## BEGIN DATASET EXCERPTS
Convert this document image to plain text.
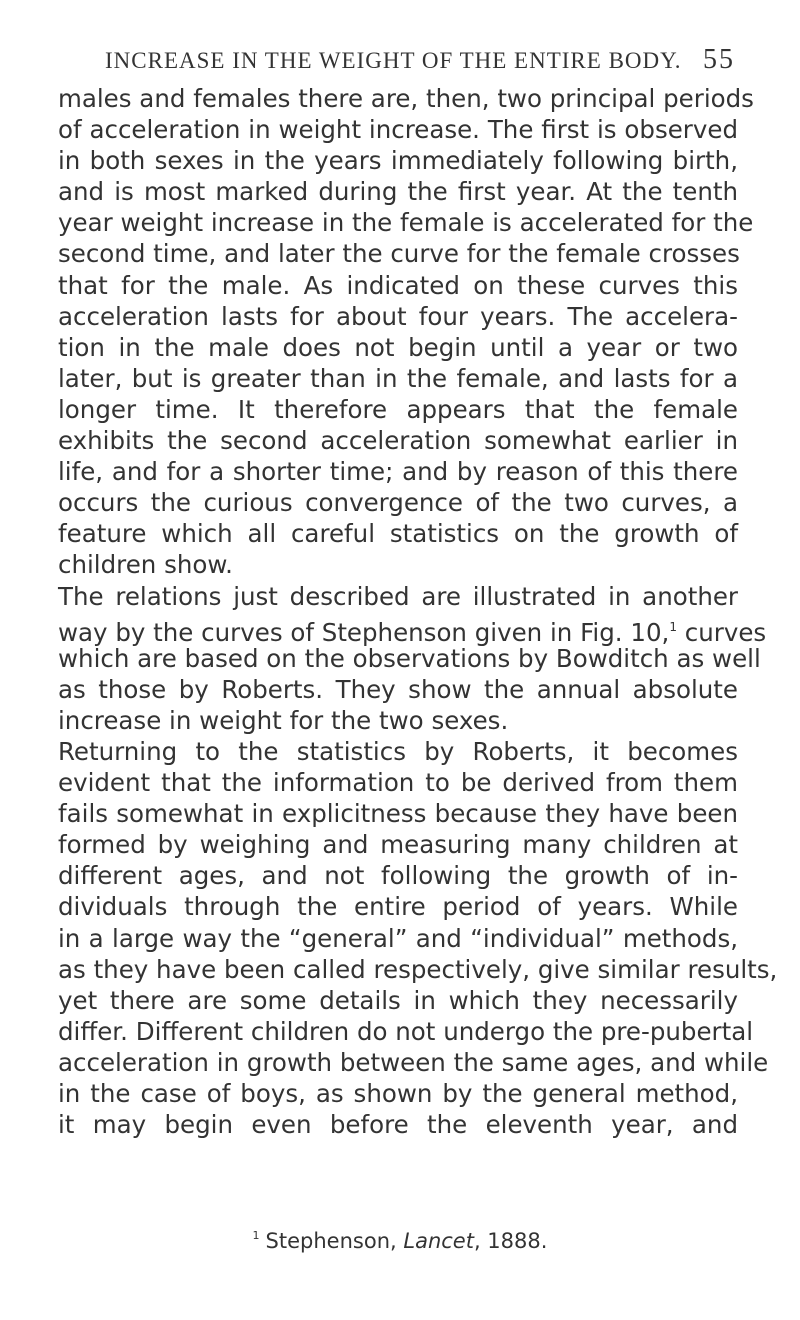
INCREASE IN THE WEIGHT OF THE ENTIRE BODY. 55
males and females there are, then, two principal periods
of acceleration in weight increase. The first is observed
in both sexes in the years immediately following birth,
and is most marked during the first year. At the tenth
year weight increase in the female is accelerated for the
second time, and later the curve for the female crosses
that for the male. As indicated on these curves this
acceleration lasts for about four years. The accelera-
tion in the male does not begin until a year or two
later, but is greater than in the female, and lasts for a
longer time. It therefore appears that the female
exhibits the second acceleration somewhat earlier in
life, and for a shorter time; and by reason of this there
occurs the curious convergence of the two curves, a
feature which all careful statistics on the growth of
children show.
The relations just described are illustrated in another
way by the curves of Stephenson given in Fig. 10,$^1$ curves
which are based on the observations by Bowditch as well
as those by Roberts. They show the annual absolute
increase in weight for the two sexes.
Returning to the statistics by Roberts, it becomes
evident that the information to be derived from them
fails somewhat in explicitness because they have been
formed by weighing and measuring many children at
different ages, and not following the growth of in-
dividuals through the entire period of years. While
in a large way the “general” and “individual” methods,
as they have been called respectively, give similar results,
yet there are some details in which they necessarily
differ. Different children do not undergo the pre-pubertal
acceleration in growth between the same ages, and while
in the case of boys, as shown by the general method,
it may begin even before the eleventh year, and
$^1$ Stephenson, Lancet, 1888.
## END DATASET EXCERPTS
■ YOUR TASK
Using the material above, retype each entry exactly and omit the pictures.

■ RESULT FOR THIS TASK
Convert this document image to plain text.
INCREASE IN THE WEIGHT OF THE ENTIRE BODY. 55
males and females there are, then, two principal periods
of acceleration in weight increase. The first is observed
in both sexes in the years immediately following birth,
and is most marked during the first year. At the tenth
year weight increase in the female is accelerated for the
second time, and later the curve for the female crosses
that for the male. As indicated on these curves this
acceleration lasts for about four years. The accelera-
tion in the male does not begin until a year or two
later, but is greater than in the female, and lasts for a
longer time. It therefore appears that the female
exhibits the second acceleration somewhat earlier in
life, and for a shorter time; and by reason of this there
occurs the curious convergence of the two curves, a
feature which all careful statistics on the growth of
children show.
The relations just described are illustrated in another
way by the curves of Stephenson given in Fig. 10,$^1$ curves
which are based on the observations by Bowditch as well
as those by Roberts. They show the annual absolute
increase in weight for the two sexes.
Returning to the statistics by Roberts, it becomes
evident that the information to be derived from them
fails somewhat in explicitness because they have been
formed by weighing and measuring many children at
different ages, and not following the growth of in-
dividuals through the entire period of years. While
in a large way the “general” and “individual” methods,
as they have been called respectively, give similar results,
yet there are some details in which they necessarily
differ. Different children do not undergo the pre-pubertal
acceleration in growth between the same ages, and while
in the case of boys, as shown by the general method,
it may begin even before the eleventh year, and
$^1$ Stephenson, Lancet, 1888.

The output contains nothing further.